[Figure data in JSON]
** begin **

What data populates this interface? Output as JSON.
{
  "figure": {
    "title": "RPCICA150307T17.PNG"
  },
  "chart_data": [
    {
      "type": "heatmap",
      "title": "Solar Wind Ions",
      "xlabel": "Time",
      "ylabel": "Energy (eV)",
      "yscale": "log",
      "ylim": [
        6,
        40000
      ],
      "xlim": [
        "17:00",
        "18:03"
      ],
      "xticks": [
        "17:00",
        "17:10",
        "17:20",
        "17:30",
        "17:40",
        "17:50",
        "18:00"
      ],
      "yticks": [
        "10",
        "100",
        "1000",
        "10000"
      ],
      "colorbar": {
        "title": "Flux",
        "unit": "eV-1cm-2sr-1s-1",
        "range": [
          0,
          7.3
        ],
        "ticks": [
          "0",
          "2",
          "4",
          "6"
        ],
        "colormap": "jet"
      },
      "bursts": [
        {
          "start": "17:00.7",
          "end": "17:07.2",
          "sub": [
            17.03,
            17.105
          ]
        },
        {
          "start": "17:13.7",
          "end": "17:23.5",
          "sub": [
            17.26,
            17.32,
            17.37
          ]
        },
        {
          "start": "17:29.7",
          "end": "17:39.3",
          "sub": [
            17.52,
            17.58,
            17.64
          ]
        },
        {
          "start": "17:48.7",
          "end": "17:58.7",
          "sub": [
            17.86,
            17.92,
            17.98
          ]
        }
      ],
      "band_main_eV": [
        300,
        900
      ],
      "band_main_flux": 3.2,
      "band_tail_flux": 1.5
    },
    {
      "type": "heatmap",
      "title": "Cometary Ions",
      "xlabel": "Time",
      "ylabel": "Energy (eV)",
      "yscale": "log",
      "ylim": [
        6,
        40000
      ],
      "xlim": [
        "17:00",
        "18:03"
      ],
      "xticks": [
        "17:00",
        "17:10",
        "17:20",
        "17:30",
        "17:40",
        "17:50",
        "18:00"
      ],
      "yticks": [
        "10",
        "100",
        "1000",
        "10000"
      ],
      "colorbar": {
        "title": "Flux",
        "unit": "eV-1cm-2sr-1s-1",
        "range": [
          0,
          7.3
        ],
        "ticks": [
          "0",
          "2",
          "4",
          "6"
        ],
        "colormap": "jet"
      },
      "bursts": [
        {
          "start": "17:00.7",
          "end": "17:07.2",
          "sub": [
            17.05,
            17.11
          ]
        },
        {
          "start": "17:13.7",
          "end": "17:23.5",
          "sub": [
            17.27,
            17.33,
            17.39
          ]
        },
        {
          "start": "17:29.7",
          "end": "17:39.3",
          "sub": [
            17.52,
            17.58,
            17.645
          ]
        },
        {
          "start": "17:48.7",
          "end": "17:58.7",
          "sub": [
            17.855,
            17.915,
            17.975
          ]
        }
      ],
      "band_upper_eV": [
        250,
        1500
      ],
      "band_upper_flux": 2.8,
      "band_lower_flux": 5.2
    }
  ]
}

** end **

EXERCISE DESCRIPTION:
Provide the number of lines in these entries that hold the word "Ions", without any accompanying text.

SOLUTION FOR THIS TASK:
2